● **Work instructions**: Using the data below, repeat all of it precisely.

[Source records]
━━━━━━━━━━━━━━━━━━━━━━━━━━━━━━

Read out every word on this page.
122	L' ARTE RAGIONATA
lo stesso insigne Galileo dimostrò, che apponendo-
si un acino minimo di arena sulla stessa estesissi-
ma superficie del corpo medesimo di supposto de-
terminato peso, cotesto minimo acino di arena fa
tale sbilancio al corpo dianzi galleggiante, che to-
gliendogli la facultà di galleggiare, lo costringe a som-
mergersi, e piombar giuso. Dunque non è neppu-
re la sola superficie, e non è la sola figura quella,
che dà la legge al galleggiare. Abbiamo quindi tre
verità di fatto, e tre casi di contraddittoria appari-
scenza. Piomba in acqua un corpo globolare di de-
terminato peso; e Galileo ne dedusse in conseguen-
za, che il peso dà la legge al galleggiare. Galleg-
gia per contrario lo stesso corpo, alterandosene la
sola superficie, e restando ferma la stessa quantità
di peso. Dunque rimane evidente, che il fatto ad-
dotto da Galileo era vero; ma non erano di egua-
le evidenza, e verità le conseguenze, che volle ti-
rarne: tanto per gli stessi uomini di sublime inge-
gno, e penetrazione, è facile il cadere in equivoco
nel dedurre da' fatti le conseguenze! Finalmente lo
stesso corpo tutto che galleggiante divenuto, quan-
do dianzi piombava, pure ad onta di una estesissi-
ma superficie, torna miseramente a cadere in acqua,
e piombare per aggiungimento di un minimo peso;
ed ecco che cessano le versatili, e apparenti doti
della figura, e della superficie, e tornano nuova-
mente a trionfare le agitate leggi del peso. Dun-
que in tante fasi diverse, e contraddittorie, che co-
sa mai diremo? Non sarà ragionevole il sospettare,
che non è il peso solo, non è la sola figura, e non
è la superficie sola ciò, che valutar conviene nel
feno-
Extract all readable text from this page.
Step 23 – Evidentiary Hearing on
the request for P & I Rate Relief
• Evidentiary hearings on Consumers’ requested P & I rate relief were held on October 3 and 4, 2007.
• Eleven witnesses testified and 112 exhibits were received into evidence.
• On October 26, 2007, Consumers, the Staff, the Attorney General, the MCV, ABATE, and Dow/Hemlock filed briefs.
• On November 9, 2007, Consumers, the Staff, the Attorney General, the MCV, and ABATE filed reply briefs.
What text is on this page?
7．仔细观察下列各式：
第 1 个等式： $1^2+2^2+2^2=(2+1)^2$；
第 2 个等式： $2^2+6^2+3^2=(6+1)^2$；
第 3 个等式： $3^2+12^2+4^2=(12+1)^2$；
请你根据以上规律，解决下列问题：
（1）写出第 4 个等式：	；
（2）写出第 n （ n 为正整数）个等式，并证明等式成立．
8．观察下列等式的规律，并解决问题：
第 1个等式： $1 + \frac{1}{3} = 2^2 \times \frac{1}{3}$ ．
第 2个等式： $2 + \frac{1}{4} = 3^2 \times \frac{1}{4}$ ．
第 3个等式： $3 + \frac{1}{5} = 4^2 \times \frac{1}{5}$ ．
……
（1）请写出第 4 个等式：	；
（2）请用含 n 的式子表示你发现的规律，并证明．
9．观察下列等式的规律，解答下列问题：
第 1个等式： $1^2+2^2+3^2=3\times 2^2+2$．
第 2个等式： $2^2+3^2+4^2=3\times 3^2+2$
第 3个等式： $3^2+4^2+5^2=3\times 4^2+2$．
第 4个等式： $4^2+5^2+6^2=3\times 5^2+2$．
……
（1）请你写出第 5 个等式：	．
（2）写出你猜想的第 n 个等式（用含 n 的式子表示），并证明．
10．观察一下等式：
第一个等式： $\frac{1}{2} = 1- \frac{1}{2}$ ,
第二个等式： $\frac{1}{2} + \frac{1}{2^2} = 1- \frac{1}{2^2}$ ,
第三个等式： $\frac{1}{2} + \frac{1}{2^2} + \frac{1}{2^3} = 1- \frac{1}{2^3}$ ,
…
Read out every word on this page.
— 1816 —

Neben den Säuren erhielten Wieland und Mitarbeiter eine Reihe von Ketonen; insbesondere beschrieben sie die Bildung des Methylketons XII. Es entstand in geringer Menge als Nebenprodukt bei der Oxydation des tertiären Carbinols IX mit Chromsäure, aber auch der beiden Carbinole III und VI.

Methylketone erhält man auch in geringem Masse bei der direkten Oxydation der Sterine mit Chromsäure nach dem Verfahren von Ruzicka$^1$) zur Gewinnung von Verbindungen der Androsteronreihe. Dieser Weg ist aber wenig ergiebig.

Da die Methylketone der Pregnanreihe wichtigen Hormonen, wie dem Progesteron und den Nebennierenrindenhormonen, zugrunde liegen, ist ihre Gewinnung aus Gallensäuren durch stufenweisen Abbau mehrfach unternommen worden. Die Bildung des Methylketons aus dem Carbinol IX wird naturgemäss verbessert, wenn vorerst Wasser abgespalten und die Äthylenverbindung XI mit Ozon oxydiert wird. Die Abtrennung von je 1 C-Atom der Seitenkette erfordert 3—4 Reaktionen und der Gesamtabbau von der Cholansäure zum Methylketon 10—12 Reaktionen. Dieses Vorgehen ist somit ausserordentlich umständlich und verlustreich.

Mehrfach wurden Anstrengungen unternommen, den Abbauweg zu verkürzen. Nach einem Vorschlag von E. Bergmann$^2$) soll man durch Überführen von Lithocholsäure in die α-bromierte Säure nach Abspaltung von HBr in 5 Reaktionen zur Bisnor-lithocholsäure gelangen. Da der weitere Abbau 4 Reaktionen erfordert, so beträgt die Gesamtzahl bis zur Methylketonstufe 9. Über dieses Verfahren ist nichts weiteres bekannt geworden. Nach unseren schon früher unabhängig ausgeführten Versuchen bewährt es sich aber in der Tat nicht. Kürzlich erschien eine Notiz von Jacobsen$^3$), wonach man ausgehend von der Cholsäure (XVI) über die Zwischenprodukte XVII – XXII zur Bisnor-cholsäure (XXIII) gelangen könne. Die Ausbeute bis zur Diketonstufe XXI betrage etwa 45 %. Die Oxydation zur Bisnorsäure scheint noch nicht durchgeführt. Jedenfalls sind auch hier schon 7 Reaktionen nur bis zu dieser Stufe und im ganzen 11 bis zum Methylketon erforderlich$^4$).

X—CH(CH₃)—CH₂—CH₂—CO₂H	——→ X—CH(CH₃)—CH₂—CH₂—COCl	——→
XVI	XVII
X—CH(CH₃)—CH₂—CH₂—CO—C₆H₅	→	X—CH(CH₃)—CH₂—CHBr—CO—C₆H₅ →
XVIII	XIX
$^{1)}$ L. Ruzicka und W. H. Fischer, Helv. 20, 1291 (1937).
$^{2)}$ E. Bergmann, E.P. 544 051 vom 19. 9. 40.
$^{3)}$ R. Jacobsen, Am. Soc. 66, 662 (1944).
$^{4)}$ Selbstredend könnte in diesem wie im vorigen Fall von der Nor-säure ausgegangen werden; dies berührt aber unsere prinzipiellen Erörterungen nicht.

━━━━━━━━━━━━━━━━━━━━━━━━━━━━━━

● **Response below**:
Read out every word on this page.
122	L' ARTE RAGIONATA
lo stesso insigne Galileo dimostrò, che apponendo-
si un acino minimo di arena sulla stessa estesissi-
ma superficie del corpo medesimo di supposto de-
terminato peso, cotesto minimo acino di arena fa
tale sbilancio al corpo dianzi galleggiante, che to-
gliendogli la facultà di galleggiare, lo costringe a som-
mergersi, e piombar giuso. Dunque non è neppu-
re la sola superficie, e non è la sola figura quella,
che dà la legge al galleggiare. Abbiamo quindi tre
verità di fatto, e tre casi di contraddittoria appari-
scenza. Piomba in acqua un corpo globolare di de-
terminato peso; e Galileo ne dedusse in conseguen-
za, che il peso dà la legge al galleggiare. Galleg-
gia per contrario lo stesso corpo, alterandosene la
sola superficie, e restando ferma la stessa quantità
di peso. Dunque rimane evidente, che il fatto ad-
dotto da Galileo era vero; ma non erano di egua-
le evidenza, e verità le conseguenze, che volle ti-
rarne: tanto per gli stessi uomini di sublime inge-
gno, e penetrazione, è facile il cadere in equivoco
nel dedurre da' fatti le conseguenze! Finalmente lo
stesso corpo tutto che galleggiante divenuto, quan-
do dianzi piombava, pure ad onta di una estesissi-
ma superficie, torna miseramente a cadere in acqua,
e piombare per aggiungimento di un minimo peso;
ed ecco che cessano le versatili, e apparenti doti
della figura, e della superficie, e tornano nuova-
mente a trionfare le agitate leggi del peso. Dun-
que in tante fasi diverse, e contraddittorie, che co-
sa mai diremo? Non sarà ragionevole il sospettare,
che non è il peso solo, non è la sola figura, e non
è la superficie sola ciò, che valutar conviene nel
feno-
Extract all readable text from this page.
Step 23 – Evidentiary Hearing on
the request for P & I Rate Relief
• Evidentiary hearings on Consumers’ requested P & I rate relief were held on October 3 and 4, 2007.
• Eleven witnesses testified and 112 exhibits were received into evidence.
• On October 26, 2007, Consumers, the Staff, the Attorney General, the MCV, ABATE, and Dow/Hemlock filed briefs.
• On November 9, 2007, Consumers, the Staff, the Attorney General, the MCV, and ABATE filed reply briefs.
What text is on this page?
7．仔细观察下列各式：
第 1 个等式： $1^2+2^2+2^2=(2+1)^2$；
第 2 个等式： $2^2+6^2+3^2=(6+1)^2$；
第 3 个等式： $3^2+12^2+4^2=(12+1)^2$；
请你根据以上规律，解决下列问题：
（1）写出第 4 个等式：	；
（2）写出第 n （ n 为正整数）个等式，并证明等式成立．
8．观察下列等式的规律，并解决问题：
第 1个等式： $1 + \frac{1}{3} = 2^2 \times \frac{1}{3}$ ．
第 2个等式： $2 + \frac{1}{4} = 3^2 \times \frac{1}{4}$ ．
第 3个等式： $3 + \frac{1}{5} = 4^2 \times \frac{1}{5}$ ．
……
（1）请写出第 4 个等式：	；
（2）请用含 n 的式子表示你发现的规律，并证明．
9．观察下列等式的规律，解答下列问题：
第 1个等式： $1^2+2^2+3^2=3\times 2^2+2$．
第 2个等式： $2^2+3^2+4^2=3\times 3^2+2$
第 3个等式： $3^2+4^2+5^2=3\times 4^2+2$．
第 4个等式： $4^2+5^2+6^2=3\times 5^2+2$．
……
（1）请你写出第 5 个等式：	．
（2）写出你猜想的第 n 个等式（用含 n 的式子表示），并证明．
10．观察一下等式：
第一个等式： $\frac{1}{2} = 1- \frac{1}{2}$ ,
第二个等式： $\frac{1}{2} + \frac{1}{2^2} = 1- \frac{1}{2^2}$ ,
第三个等式： $\frac{1}{2} + \frac{1}{2^2} + \frac{1}{2^3} = 1- \frac{1}{2^3}$ ,
…
Read out every word on this page.
— 1816 —

Neben den Säuren erhielten Wieland und Mitarbeiter eine Reihe von Ketonen; insbesondere beschrieben sie die Bildung des Methylketons XII. Es entstand in geringer Menge als Nebenprodukt bei der Oxydation des tertiären Carbinols IX mit Chromsäure, aber auch der beiden Carbinole III und VI.

Methylketone erhält man auch in geringem Masse bei der direkten Oxydation der Sterine mit Chromsäure nach dem Verfahren von Ruzicka$^1$) zur Gewinnung von Verbindungen der Androsteronreihe. Dieser Weg ist aber wenig ergiebig.

Da die Methylketone der Pregnanreihe wichtigen Hormonen, wie dem Progesteron und den Nebennierenrindenhormonen, zugrunde liegen, ist ihre Gewinnung aus Gallensäuren durch stufenweisen Abbau mehrfach unternommen worden. Die Bildung des Methylketons aus dem Carbinol IX wird naturgemäss verbessert, wenn vorerst Wasser abgespalten und die Äthylenverbindung XI mit Ozon oxydiert wird. Die Abtrennung von je 1 C-Atom der Seitenkette erfordert 3—4 Reaktionen und der Gesamtabbau von der Cholansäure zum Methylketon 10—12 Reaktionen. Dieses Vorgehen ist somit ausserordentlich umständlich und verlustreich.

Mehrfach wurden Anstrengungen unternommen, den Abbauweg zu verkürzen. Nach einem Vorschlag von E. Bergmann$^2$) soll man durch Überführen von Lithocholsäure in die α-bromierte Säure nach Abspaltung von HBr in 5 Reaktionen zur Bisnor-lithocholsäure gelangen. Da der weitere Abbau 4 Reaktionen erfordert, so beträgt die Gesamtzahl bis zur Methylketonstufe 9. Über dieses Verfahren ist nichts weiteres bekannt geworden. Nach unseren schon früher unabhängig ausgeführten Versuchen bewährt es sich aber in der Tat nicht. Kürzlich erschien eine Notiz von Jacobsen$^3$), wonach man ausgehend von der Cholsäure (XVI) über die Zwischenprodukte XVII – XXII zur Bisnor-cholsäure (XXIII) gelangen könne. Die Ausbeute bis zur Diketonstufe XXI betrage etwa 45 %. Die Oxydation zur Bisnorsäure scheint noch nicht durchgeführt. Jedenfalls sind auch hier schon 7 Reaktionen nur bis zu dieser Stufe und im ganzen 11 bis zum Methylketon erforderlich$^4$).

X—CH(CH₃)—CH₂—CH₂—CO₂H	——→ X—CH(CH₃)—CH₂—CH₂—COCl	——→
XVI	XVII
X—CH(CH₃)—CH₂—CH₂—CO—C₆H₅	→	X—CH(CH₃)—CH₂—CHBr—CO—C₆H₅ →
XVIII	XIX
$^{1)}$ L. Ruzicka und W. H. Fischer, Helv. 20, 1291 (1937).
$^{2)}$ E. Bergmann, E.P. 544 051 vom 19. 9. 40.
$^{3)}$ R. Jacobsen, Am. Soc. 66, 662 (1944).
$^{4)}$ Selbstredend könnte in diesem wie im vorigen Fall von der Nor-säure ausgegangen werden; dies berührt aber unsere prinzipiellen Erörterungen nicht.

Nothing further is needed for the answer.